What is needed: Swap "series-line" for "series-curve" and rewrite the lines with no other changes. Include only the lines starting with the line containing "y-tick-label: 200 <box>41 391 66 408</box>" and continuing through the line containing "data-point-star <box>368 355 385 372</box>".

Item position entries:

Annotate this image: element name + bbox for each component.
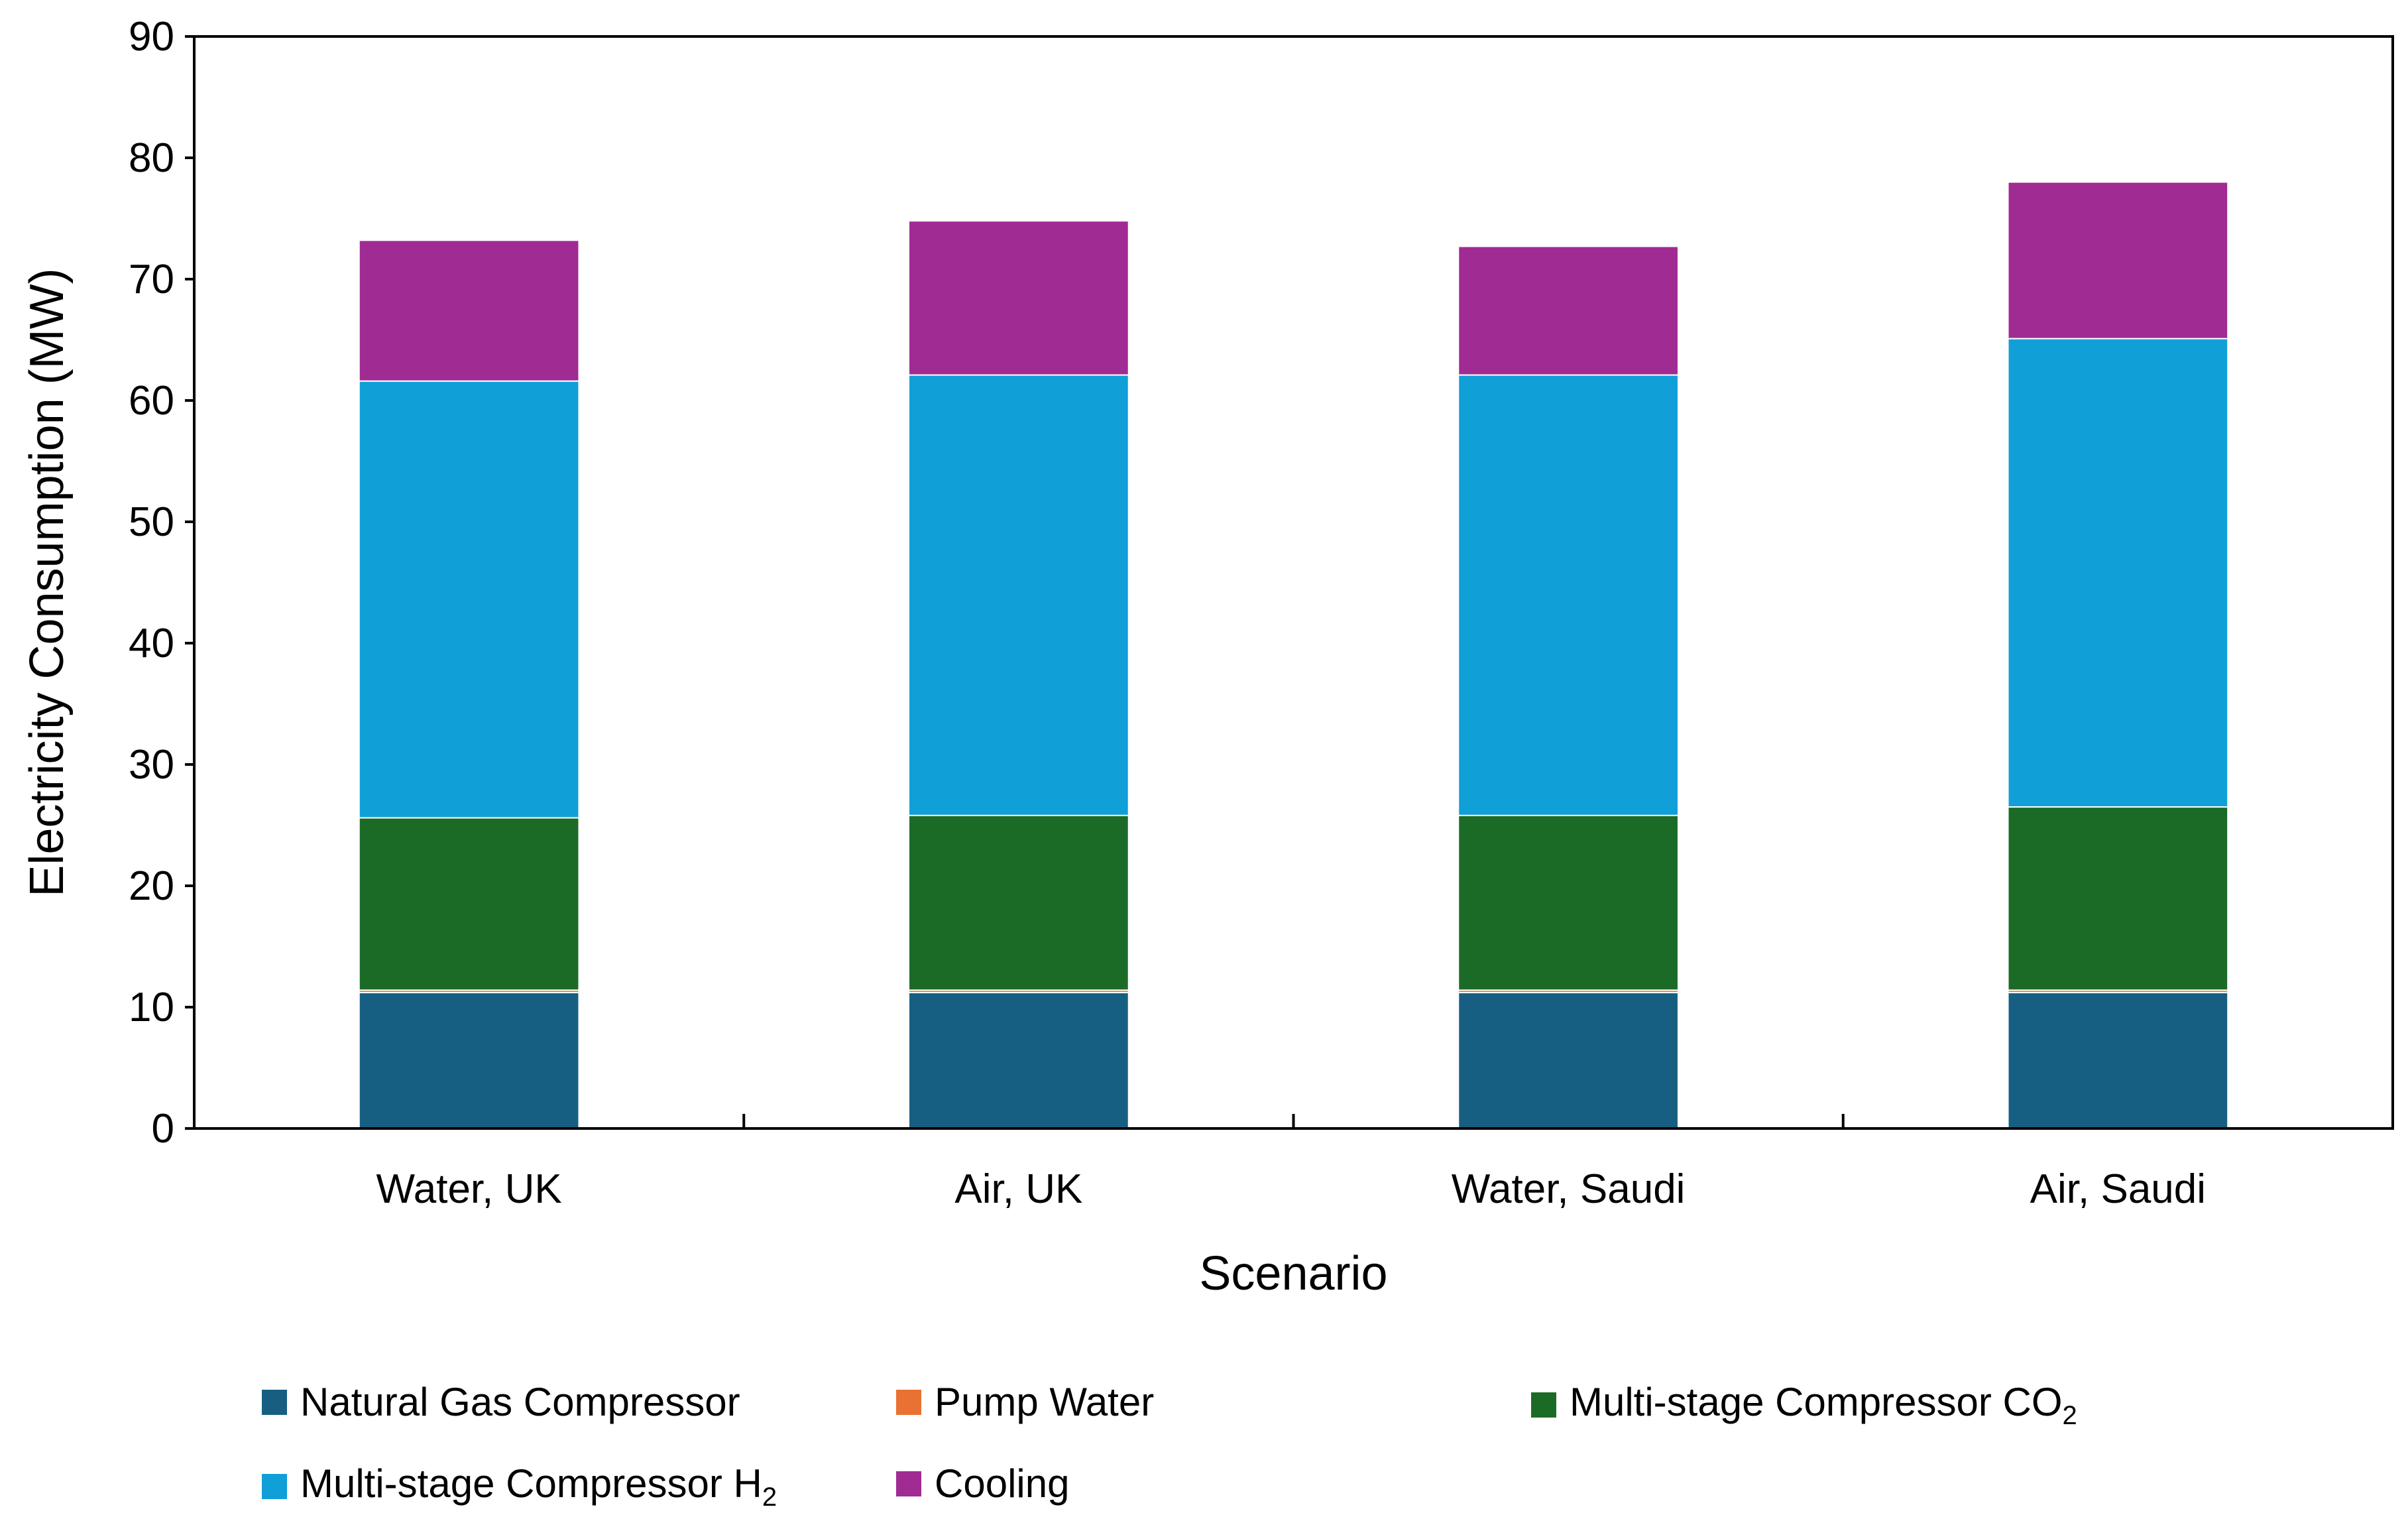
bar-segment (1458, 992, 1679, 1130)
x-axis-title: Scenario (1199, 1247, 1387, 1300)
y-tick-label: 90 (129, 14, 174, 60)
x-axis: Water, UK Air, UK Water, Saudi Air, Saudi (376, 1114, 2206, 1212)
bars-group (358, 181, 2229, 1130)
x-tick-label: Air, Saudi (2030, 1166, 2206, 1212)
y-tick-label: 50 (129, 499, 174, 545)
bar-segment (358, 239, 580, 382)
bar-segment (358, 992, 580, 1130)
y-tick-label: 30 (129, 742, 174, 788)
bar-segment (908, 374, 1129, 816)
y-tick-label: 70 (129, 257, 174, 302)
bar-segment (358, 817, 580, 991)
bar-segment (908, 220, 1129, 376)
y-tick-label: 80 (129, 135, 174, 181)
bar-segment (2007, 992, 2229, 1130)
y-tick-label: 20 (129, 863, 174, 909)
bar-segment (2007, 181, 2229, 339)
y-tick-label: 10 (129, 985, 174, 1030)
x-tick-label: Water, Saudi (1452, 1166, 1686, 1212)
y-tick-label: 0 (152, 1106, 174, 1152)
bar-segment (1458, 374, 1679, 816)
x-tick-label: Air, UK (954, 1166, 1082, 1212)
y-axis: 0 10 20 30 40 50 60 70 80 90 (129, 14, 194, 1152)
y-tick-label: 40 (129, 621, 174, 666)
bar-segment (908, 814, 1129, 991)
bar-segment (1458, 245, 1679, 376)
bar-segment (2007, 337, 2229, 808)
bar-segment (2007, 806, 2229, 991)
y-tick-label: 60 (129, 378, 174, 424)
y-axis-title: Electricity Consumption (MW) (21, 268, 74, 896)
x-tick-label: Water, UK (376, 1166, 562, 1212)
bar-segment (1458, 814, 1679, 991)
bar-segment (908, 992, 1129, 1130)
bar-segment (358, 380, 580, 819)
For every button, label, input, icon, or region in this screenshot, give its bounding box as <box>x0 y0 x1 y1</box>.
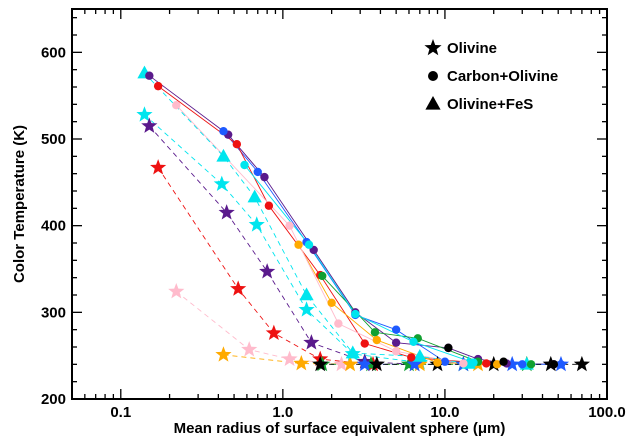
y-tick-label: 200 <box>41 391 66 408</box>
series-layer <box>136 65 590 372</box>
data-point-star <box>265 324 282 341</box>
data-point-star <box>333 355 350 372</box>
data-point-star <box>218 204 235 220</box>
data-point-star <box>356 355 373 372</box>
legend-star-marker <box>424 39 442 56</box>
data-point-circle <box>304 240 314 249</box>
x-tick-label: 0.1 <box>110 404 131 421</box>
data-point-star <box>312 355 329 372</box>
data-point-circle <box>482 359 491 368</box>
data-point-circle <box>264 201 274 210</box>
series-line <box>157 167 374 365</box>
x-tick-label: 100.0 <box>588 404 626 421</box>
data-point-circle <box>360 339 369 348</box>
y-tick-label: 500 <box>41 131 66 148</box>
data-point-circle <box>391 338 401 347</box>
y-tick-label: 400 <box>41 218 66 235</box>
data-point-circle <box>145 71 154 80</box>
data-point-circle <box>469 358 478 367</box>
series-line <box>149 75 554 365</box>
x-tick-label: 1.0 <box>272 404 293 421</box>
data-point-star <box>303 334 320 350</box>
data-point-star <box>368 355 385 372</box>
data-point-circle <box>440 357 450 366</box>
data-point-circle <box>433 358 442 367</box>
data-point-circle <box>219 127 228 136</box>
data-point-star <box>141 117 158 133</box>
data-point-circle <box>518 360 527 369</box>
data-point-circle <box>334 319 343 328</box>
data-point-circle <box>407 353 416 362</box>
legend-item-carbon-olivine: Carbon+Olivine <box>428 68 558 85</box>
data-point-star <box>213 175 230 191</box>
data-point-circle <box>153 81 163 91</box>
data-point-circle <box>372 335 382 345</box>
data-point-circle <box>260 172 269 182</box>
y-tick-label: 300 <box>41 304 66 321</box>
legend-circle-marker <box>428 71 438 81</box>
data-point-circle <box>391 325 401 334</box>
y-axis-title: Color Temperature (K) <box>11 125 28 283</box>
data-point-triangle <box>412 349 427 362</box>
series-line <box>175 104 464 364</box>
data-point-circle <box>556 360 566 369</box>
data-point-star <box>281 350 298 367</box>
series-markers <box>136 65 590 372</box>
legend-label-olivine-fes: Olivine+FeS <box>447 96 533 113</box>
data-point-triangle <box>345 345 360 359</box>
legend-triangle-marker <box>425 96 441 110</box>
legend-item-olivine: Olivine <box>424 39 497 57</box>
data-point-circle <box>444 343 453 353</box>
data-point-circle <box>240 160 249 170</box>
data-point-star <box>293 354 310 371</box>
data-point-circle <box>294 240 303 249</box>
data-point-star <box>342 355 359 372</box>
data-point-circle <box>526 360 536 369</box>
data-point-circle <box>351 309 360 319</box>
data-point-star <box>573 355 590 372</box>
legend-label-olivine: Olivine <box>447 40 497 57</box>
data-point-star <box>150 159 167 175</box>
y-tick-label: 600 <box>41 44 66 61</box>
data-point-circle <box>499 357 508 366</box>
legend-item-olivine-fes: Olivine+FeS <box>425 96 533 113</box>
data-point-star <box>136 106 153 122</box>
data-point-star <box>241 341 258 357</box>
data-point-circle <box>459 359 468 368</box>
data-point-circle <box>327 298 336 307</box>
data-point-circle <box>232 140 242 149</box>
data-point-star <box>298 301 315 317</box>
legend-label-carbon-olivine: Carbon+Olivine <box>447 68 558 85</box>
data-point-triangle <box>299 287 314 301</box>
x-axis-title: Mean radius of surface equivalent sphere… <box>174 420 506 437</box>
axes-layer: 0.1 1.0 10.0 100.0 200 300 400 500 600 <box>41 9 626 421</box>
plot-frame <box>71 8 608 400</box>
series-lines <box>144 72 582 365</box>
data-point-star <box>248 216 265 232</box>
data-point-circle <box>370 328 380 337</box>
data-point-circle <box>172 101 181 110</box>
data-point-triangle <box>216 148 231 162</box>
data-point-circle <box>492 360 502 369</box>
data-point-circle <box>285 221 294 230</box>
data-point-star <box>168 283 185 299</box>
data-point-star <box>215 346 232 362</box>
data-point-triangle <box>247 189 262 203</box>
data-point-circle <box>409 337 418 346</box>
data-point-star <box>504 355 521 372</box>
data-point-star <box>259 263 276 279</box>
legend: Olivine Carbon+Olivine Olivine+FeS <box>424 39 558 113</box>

Answer to the exercise:
y-tick-label: 200 <box>41 391 66 408</box>
series-layer <box>136 65 590 372</box>
data-point-star <box>265 324 282 341</box>
data-point-star <box>333 355 350 372</box>
data-point-star <box>218 204 235 220</box>
data-point-star <box>356 355 373 372</box>
legend-star-marker <box>424 39 442 56</box>
data-point-circle <box>304 240 314 249</box>
x-tick-label: 0.1 <box>110 404 131 421</box>
data-point-star <box>312 355 329 372</box>
data-point-circle <box>482 359 491 368</box>
data-point-circle <box>264 201 274 210</box>
series-curve <box>157 167 374 365</box>
x-tick-label: 100.0 <box>588 404 626 421</box>
data-point-circle <box>360 339 369 348</box>
y-tick-label: 500 <box>41 131 66 148</box>
data-point-circle <box>391 338 401 347</box>
y-tick-label: 400 <box>41 218 66 235</box>
data-point-circle <box>145 71 154 80</box>
data-point-circle <box>469 358 478 367</box>
series-curve <box>149 75 554 365</box>
x-tick-label: 1.0 <box>272 404 293 421</box>
data-point-star <box>303 334 320 350</box>
data-point-star <box>368 355 385 372</box>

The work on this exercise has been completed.